Output all of the entries exactly as written.
____ PROVIDED DATA
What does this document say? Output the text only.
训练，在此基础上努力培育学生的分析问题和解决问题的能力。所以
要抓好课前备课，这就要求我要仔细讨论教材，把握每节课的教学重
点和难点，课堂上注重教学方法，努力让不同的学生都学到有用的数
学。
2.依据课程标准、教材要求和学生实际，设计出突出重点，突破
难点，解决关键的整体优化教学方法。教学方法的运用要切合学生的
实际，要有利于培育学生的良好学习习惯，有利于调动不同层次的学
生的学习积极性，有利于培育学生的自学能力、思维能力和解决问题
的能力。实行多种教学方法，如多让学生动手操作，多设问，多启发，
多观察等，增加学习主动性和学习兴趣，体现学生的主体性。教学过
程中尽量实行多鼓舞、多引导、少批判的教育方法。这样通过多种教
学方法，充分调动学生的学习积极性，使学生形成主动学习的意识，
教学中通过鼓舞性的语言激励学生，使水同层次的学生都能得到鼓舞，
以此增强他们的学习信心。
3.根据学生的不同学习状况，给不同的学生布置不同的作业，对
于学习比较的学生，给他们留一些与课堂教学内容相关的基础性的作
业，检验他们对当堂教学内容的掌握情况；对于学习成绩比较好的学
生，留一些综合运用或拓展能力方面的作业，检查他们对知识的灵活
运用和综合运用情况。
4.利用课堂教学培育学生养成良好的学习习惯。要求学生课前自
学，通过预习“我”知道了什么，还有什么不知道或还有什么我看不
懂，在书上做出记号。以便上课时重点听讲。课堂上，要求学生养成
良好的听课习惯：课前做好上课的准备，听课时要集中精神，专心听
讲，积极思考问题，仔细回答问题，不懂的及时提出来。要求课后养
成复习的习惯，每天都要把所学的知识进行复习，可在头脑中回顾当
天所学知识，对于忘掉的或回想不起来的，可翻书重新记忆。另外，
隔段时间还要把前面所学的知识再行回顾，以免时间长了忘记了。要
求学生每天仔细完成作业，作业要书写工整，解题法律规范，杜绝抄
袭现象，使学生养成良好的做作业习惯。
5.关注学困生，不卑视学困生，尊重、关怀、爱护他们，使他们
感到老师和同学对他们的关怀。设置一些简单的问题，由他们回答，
________
• [SOLUTION TO THE EXERCISE]:
What does this document say? Output the text only.
训练，在此基础上努力培育学生的分析问题和解决问题的能力。所以
要抓好课前备课，这就要求我要仔细讨论教材，把握每节课的教学重
点和难点，课堂上注重教学方法，努力让不同的学生都学到有用的数
学。
2.依据课程标准、教材要求和学生实际，设计出突出重点，突破
难点，解决关键的整体优化教学方法。教学方法的运用要切合学生的
实际，要有利于培育学生的良好学习习惯，有利于调动不同层次的学
生的学习积极性，有利于培育学生的自学能力、思维能力和解决问题
的能力。实行多种教学方法，如多让学生动手操作，多设问，多启发，
多观察等，增加学习主动性和学习兴趣，体现学生的主体性。教学过
程中尽量实行多鼓舞、多引导、少批判的教育方法。这样通过多种教
学方法，充分调动学生的学习积极性，使学生形成主动学习的意识，
教学中通过鼓舞性的语言激励学生，使水同层次的学生都能得到鼓舞，
以此增强他们的学习信心。
3.根据学生的不同学习状况，给不同的学生布置不同的作业，对
于学习比较的学生，给他们留一些与课堂教学内容相关的基础性的作
业，检验他们对当堂教学内容的掌握情况；对于学习成绩比较好的学
生，留一些综合运用或拓展能力方面的作业，检查他们对知识的灵活
运用和综合运用情况。
4.利用课堂教学培育学生养成良好的学习习惯。要求学生课前自
学，通过预习“我”知道了什么，还有什么不知道或还有什么我看不
懂，在书上做出记号。以便上课时重点听讲。课堂上，要求学生养成
良好的听课习惯：课前做好上课的准备，听课时要集中精神，专心听
讲，积极思考问题，仔细回答问题，不懂的及时提出来。要求课后养
成复习的习惯，每天都要把所学的知识进行复习，可在头脑中回顾当
天所学知识，对于忘掉的或回想不起来的，可翻书重新记忆。另外，
隔段时间还要把前面所学的知识再行回顾，以免时间长了忘记了。要
求学生每天仔细完成作业，作业要书写工整，解题法律规范，杜绝抄
袭现象，使学生养成良好的做作业习惯。
5.关注学困生，不卑视学困生，尊重、关怀、爱护他们，使他们
感到老师和同学对他们的关怀。设置一些简单的问题，由他们回答，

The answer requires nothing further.